__Exercise__
Every entry that follows should be reproduced exactly.

——————————

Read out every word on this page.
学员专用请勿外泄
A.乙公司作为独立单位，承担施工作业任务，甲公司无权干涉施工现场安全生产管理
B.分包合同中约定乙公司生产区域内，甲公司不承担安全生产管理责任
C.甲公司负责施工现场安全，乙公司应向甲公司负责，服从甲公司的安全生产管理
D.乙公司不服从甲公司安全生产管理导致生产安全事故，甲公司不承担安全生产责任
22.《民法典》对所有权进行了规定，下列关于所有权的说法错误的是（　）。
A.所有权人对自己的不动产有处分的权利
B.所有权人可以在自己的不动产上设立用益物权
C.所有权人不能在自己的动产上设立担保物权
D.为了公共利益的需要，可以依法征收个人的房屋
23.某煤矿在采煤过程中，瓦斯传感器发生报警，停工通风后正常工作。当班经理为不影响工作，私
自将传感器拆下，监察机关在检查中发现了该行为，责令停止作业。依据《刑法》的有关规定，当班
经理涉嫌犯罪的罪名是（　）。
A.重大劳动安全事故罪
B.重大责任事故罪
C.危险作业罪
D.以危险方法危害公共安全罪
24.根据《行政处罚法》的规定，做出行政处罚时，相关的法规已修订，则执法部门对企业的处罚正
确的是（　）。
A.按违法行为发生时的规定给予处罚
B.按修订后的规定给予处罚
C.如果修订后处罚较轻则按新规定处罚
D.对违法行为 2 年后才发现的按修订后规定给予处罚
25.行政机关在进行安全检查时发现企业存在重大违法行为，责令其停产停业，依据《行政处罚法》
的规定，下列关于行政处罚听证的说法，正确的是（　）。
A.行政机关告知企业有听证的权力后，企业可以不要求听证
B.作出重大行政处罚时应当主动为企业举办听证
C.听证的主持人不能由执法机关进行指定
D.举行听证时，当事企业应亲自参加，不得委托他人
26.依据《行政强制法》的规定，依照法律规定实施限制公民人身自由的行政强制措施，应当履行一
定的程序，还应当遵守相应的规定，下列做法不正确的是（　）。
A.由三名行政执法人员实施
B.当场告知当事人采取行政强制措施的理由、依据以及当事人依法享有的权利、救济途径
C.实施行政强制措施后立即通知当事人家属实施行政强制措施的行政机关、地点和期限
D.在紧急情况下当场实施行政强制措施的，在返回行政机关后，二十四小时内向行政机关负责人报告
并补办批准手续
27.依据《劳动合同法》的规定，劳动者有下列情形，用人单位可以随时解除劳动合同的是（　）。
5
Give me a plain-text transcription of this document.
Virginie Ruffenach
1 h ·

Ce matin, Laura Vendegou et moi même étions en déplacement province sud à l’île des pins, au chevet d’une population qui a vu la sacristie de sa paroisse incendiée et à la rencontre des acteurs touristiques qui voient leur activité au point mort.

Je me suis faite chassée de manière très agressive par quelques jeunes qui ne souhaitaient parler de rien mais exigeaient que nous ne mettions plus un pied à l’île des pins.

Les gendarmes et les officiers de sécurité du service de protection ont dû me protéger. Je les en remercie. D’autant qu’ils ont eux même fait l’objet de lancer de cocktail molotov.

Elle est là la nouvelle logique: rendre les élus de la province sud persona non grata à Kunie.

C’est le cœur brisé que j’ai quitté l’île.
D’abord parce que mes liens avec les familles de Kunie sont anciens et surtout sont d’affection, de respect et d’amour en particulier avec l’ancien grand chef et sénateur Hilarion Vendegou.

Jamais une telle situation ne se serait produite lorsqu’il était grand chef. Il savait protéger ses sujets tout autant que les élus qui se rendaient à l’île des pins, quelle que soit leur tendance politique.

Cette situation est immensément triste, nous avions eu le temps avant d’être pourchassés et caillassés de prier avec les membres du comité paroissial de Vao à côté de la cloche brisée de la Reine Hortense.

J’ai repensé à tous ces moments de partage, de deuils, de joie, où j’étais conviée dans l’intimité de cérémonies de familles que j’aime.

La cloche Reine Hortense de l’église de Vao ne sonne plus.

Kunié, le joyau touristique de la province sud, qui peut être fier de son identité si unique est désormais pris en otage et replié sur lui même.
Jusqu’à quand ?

——————————

__Written response__
Read out every word on this page.
学员专用请勿外泄
A.乙公司作为独立单位，承担施工作业任务，甲公司无权干涉施工现场安全生产管理
B.分包合同中约定乙公司生产区域内，甲公司不承担安全生产管理责任
C.甲公司负责施工现场安全，乙公司应向甲公司负责，服从甲公司的安全生产管理
D.乙公司不服从甲公司安全生产管理导致生产安全事故，甲公司不承担安全生产责任
22.《民法典》对所有权进行了规定，下列关于所有权的说法错误的是（　）。
A.所有权人对自己的不动产有处分的权利
B.所有权人可以在自己的不动产上设立用益物权
C.所有权人不能在自己的动产上设立担保物权
D.为了公共利益的需要，可以依法征收个人的房屋
23.某煤矿在采煤过程中，瓦斯传感器发生报警，停工通风后正常工作。当班经理为不影响工作，私
自将传感器拆下，监察机关在检查中发现了该行为，责令停止作业。依据《刑法》的有关规定，当班
经理涉嫌犯罪的罪名是（　）。
A.重大劳动安全事故罪
B.重大责任事故罪
C.危险作业罪
D.以危险方法危害公共安全罪
24.根据《行政处罚法》的规定，做出行政处罚时，相关的法规已修订，则执法部门对企业的处罚正
确的是（　）。
A.按违法行为发生时的规定给予处罚
B.按修订后的规定给予处罚
C.如果修订后处罚较轻则按新规定处罚
D.对违法行为 2 年后才发现的按修订后规定给予处罚
25.行政机关在进行安全检查时发现企业存在重大违法行为，责令其停产停业，依据《行政处罚法》
的规定，下列关于行政处罚听证的说法，正确的是（　）。
A.行政机关告知企业有听证的权力后，企业可以不要求听证
B.作出重大行政处罚时应当主动为企业举办听证
C.听证的主持人不能由执法机关进行指定
D.举行听证时，当事企业应亲自参加，不得委托他人
26.依据《行政强制法》的规定，依照法律规定实施限制公民人身自由的行政强制措施，应当履行一
定的程序，还应当遵守相应的规定，下列做法不正确的是（　）。
A.由三名行政执法人员实施
B.当场告知当事人采取行政强制措施的理由、依据以及当事人依法享有的权利、救济途径
C.实施行政强制措施后立即通知当事人家属实施行政强制措施的行政机关、地点和期限
D.在紧急情况下当场实施行政强制措施的，在返回行政机关后，二十四小时内向行政机关负责人报告
并补办批准手续
27.依据《劳动合同法》的规定，劳动者有下列情形，用人单位可以随时解除劳动合同的是（　）。
5
Give me a plain-text transcription of this document.
Virginie Ruffenach
1 h ·

Ce matin, Laura Vendegou et moi même étions en déplacement province sud à l’île des pins, au chevet d’une population qui a vu la sacristie de sa paroisse incendiée et à la rencontre des acteurs touristiques qui voient leur activité au point mort.

Je me suis faite chassée de manière très agressive par quelques jeunes qui ne souhaitaient parler de rien mais exigeaient que nous ne mettions plus un pied à l’île des pins.

Les gendarmes et les officiers de sécurité du service de protection ont dû me protéger. Je les en remercie. D’autant qu’ils ont eux même fait l’objet de lancer de cocktail molotov.

Elle est là la nouvelle logique: rendre les élus de la province sud persona non grata à Kunie.

C’est le cœur brisé que j’ai quitté l’île.
D’abord parce que mes liens avec les familles de Kunie sont anciens et surtout sont d’affection, de respect et d’amour en particulier avec l’ancien grand chef et sénateur Hilarion Vendegou.

Jamais une telle situation ne se serait produite lorsqu’il était grand chef. Il savait protéger ses sujets tout autant que les élus qui se rendaient à l’île des pins, quelle que soit leur tendance politique.

Cette situation est immensément triste, nous avions eu le temps avant d’être pourchassés et caillassés de prier avec les membres du comité paroissial de Vao à côté de la cloche brisée de la Reine Hortense.

J’ai repensé à tous ces moments de partage, de deuils, de joie, où j’étais conviée dans l’intimité de cérémonies de familles que j’aime.

La cloche Reine Hortense de l’église de Vao ne sonne plus.

Kunié, le joyau touristique de la province sud, qui peut être fier de son identité si unique est désormais pris en otage et replié sur lui même.
Jusqu’à quand ?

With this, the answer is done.